AIM OF THE EXERCISE
Within the records below, find each line that holds the string "content", then copy it.

* begin RECORDS FOR THE TASK *

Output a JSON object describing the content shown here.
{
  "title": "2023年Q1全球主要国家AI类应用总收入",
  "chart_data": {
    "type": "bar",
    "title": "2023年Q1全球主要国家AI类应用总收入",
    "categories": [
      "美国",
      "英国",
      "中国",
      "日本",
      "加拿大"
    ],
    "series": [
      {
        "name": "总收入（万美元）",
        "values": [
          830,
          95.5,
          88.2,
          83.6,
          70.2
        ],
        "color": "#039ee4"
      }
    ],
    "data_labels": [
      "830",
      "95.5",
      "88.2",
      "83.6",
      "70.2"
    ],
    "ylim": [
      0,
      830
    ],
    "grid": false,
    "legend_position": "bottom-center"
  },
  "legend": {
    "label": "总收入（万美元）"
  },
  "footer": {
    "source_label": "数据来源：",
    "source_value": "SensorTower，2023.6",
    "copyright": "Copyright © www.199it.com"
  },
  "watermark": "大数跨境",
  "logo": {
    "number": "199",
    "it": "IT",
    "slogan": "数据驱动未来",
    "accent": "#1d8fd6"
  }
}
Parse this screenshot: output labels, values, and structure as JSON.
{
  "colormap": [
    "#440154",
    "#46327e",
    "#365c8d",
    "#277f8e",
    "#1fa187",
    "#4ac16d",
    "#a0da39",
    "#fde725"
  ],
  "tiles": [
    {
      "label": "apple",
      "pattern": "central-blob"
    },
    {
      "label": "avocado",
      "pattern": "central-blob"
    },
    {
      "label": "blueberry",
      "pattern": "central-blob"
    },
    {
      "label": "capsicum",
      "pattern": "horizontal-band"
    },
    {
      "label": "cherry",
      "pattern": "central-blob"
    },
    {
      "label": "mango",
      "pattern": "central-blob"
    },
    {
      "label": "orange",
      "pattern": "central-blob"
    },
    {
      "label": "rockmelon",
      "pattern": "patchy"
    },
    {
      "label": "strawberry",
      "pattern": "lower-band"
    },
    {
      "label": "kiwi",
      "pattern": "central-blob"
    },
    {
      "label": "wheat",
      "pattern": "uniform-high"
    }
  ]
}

* end RECORDS FOR THE TASK *
* begin RECORDS FOR THE TASK *

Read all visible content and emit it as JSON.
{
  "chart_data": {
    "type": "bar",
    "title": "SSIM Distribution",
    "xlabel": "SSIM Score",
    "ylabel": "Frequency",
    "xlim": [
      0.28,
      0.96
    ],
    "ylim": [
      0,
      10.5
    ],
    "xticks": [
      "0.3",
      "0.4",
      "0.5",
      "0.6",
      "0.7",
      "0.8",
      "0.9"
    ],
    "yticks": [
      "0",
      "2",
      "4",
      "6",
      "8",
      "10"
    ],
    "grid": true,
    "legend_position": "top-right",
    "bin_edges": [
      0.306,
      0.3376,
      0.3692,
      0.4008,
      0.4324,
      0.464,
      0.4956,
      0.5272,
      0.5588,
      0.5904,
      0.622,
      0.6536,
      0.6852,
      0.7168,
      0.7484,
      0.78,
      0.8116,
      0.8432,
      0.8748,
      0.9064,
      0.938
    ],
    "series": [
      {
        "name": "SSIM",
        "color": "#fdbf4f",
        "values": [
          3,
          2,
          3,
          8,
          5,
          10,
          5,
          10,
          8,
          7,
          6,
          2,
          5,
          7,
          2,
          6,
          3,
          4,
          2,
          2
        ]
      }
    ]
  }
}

* end RECORDS FOR THE TASK *
* begin RECORDS FOR THE TASK *

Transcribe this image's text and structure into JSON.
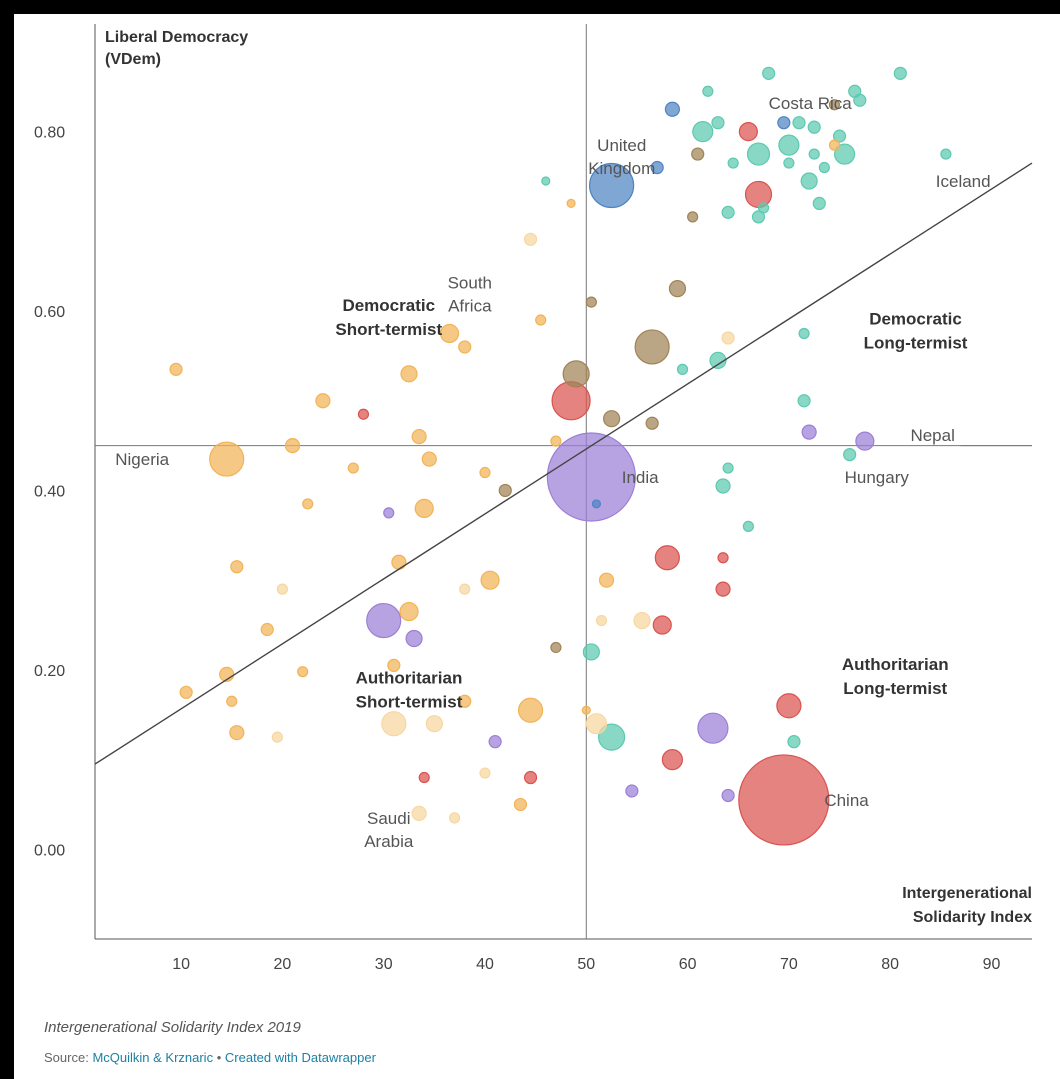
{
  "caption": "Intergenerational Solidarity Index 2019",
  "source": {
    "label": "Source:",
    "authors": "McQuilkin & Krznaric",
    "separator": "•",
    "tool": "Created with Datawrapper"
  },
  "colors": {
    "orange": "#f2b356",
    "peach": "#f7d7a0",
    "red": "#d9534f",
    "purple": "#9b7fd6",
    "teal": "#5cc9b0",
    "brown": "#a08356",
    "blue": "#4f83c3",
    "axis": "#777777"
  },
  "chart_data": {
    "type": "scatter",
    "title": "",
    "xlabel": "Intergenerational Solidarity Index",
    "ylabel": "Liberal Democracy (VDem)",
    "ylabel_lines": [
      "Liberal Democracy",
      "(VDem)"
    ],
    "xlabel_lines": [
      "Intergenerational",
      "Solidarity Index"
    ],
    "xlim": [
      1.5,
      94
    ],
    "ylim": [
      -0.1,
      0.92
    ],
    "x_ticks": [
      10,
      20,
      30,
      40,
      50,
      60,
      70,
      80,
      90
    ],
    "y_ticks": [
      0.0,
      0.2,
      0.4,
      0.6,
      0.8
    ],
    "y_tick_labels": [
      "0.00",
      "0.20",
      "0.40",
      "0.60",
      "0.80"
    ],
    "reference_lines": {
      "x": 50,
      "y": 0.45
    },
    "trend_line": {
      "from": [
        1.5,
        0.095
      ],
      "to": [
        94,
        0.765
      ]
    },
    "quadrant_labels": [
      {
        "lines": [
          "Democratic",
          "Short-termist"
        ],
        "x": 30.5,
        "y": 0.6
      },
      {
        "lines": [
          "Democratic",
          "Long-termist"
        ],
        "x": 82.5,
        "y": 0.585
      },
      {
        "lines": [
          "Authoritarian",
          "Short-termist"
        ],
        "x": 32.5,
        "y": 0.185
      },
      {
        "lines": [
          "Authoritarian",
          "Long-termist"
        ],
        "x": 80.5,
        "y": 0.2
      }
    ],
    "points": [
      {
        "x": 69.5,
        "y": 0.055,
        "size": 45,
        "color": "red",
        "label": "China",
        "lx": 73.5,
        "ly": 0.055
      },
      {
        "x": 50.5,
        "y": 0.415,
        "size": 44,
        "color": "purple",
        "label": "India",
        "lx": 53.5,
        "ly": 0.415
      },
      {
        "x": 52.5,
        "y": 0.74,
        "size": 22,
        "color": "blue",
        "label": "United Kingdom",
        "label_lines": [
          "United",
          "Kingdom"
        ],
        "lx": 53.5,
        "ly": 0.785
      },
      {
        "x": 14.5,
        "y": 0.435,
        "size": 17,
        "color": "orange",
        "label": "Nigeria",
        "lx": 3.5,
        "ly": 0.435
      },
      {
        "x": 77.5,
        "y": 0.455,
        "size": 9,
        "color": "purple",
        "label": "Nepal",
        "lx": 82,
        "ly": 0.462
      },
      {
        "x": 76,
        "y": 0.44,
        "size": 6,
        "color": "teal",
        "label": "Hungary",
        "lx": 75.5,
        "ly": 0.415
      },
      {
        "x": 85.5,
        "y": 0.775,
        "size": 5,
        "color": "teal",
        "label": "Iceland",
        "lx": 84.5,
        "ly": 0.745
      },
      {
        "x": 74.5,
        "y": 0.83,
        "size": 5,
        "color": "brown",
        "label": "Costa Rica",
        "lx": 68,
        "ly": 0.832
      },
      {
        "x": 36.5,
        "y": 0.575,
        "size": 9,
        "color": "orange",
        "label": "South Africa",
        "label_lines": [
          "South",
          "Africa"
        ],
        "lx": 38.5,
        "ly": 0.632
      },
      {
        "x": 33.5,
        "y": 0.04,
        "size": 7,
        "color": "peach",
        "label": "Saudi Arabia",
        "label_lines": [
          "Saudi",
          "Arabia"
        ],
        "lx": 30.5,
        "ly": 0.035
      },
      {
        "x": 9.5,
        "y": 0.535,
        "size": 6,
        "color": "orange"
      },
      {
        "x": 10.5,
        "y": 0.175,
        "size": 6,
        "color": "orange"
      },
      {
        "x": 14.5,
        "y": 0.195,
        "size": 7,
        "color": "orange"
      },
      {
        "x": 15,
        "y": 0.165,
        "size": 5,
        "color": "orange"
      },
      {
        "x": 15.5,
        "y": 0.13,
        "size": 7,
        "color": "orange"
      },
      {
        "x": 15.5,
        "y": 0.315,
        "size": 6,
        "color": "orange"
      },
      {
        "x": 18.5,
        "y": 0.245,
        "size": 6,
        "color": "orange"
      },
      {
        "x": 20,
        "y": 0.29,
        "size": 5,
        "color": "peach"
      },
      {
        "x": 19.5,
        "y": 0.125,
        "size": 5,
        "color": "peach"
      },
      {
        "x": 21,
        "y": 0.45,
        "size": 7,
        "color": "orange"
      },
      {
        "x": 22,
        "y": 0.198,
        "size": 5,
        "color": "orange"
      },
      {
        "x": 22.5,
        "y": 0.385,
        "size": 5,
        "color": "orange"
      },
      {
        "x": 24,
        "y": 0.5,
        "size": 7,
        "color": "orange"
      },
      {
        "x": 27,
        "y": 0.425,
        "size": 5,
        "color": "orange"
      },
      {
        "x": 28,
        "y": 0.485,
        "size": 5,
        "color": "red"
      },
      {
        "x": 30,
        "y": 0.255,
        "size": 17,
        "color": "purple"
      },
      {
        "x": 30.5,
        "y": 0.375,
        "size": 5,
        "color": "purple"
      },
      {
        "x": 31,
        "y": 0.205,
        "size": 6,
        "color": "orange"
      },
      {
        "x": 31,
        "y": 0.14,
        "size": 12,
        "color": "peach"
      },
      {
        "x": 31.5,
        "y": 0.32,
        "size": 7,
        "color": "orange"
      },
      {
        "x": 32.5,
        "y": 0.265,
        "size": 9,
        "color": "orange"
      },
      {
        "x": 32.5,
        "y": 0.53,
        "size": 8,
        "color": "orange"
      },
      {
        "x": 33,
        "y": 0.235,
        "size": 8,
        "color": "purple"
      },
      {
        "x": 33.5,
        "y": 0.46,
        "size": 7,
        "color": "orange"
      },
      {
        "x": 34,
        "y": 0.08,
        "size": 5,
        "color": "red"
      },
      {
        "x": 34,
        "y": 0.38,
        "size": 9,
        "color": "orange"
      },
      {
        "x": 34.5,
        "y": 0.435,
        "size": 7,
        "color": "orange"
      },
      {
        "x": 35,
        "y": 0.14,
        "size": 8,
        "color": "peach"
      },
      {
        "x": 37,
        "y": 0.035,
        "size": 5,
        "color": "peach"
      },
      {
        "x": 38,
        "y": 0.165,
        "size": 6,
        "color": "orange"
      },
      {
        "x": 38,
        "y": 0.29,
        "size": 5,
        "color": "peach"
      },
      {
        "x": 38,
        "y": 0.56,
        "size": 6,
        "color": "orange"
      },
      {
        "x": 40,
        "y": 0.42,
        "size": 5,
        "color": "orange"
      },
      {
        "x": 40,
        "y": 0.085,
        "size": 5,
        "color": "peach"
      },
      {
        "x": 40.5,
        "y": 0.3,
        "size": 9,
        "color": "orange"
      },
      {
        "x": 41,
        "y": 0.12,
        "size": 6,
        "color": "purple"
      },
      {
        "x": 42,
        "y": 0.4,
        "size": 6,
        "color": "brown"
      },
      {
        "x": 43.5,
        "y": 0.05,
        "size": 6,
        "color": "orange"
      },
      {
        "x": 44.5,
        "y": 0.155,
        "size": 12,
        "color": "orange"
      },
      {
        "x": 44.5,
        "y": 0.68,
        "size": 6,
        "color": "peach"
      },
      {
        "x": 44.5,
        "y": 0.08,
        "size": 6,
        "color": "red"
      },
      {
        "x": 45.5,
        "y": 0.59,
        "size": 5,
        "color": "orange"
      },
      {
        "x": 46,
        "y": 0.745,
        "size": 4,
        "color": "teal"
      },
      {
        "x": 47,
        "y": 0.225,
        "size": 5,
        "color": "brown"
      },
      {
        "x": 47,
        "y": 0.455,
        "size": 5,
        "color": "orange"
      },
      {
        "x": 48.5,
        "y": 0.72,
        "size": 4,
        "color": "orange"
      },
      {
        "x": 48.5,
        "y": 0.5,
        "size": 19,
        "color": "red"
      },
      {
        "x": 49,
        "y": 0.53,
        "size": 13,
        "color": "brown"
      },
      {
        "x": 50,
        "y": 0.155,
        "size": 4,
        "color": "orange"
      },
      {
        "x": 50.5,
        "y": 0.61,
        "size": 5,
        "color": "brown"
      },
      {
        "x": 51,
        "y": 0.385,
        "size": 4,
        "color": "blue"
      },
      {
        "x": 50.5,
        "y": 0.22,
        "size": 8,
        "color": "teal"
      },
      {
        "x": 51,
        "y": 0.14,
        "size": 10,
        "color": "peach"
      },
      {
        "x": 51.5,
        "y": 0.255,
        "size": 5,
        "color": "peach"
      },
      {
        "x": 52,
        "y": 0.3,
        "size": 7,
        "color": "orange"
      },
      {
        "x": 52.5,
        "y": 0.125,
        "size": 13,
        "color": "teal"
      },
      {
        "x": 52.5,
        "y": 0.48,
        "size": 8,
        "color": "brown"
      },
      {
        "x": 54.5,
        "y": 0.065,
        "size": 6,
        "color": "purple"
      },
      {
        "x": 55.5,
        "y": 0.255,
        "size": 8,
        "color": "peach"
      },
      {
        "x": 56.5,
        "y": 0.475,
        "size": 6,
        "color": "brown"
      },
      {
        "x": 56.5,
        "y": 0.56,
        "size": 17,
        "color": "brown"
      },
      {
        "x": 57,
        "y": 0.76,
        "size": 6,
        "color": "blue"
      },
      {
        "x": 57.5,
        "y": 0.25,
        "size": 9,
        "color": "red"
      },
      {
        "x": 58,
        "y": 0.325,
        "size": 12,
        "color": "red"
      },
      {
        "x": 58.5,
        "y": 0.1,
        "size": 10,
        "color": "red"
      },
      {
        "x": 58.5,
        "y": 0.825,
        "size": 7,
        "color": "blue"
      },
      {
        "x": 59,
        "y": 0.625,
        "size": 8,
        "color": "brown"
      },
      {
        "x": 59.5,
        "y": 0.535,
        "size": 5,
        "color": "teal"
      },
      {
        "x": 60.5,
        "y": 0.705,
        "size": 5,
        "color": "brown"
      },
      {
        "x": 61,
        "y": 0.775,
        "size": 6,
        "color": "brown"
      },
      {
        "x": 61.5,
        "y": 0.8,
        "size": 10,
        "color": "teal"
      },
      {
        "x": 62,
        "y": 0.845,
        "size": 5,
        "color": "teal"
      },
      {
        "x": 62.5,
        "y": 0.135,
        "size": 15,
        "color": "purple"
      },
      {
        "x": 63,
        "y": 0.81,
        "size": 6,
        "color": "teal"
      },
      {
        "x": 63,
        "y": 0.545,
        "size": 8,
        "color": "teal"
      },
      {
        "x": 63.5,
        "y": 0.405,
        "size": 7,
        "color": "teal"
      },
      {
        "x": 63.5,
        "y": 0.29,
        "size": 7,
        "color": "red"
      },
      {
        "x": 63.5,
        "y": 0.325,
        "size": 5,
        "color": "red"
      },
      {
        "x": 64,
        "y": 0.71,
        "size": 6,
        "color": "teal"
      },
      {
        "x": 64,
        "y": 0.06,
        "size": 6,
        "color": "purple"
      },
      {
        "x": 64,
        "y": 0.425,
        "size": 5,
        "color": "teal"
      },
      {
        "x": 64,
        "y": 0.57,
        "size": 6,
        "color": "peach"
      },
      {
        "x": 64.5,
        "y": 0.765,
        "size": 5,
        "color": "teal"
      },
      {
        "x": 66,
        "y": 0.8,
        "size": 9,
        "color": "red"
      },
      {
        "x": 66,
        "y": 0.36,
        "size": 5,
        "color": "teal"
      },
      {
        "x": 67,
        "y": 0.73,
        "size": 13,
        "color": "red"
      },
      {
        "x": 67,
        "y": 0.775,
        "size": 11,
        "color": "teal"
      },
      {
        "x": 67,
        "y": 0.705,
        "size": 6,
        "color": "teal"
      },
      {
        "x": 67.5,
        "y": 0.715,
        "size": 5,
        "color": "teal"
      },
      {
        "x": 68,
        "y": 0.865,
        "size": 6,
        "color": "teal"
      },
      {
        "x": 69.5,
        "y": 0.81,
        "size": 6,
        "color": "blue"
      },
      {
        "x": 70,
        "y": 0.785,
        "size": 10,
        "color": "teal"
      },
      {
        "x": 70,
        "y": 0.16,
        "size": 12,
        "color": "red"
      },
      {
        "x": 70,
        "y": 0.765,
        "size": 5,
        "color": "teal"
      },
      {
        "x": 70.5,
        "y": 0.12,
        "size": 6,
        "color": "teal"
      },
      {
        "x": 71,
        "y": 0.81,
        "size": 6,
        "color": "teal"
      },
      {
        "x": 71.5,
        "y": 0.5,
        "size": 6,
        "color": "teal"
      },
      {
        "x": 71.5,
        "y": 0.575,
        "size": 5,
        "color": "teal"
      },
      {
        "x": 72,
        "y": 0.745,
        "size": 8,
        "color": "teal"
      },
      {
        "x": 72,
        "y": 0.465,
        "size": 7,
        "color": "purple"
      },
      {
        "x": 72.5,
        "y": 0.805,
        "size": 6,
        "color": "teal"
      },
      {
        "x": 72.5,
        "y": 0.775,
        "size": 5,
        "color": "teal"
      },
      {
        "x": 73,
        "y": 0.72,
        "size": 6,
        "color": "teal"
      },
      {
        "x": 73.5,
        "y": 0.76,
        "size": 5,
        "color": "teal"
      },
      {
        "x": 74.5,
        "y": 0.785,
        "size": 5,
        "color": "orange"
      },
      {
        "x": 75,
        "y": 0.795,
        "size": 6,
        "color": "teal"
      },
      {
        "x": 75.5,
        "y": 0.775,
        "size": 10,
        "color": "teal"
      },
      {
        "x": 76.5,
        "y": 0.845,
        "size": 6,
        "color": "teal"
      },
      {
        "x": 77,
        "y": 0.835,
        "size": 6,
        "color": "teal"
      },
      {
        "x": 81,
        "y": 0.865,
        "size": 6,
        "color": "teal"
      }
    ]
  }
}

* end RECORDS FOR THE TASK *

WRITTEN SOLUTION
Output a JSON object describing the content shown here.
Read all visible content and emit it as JSON.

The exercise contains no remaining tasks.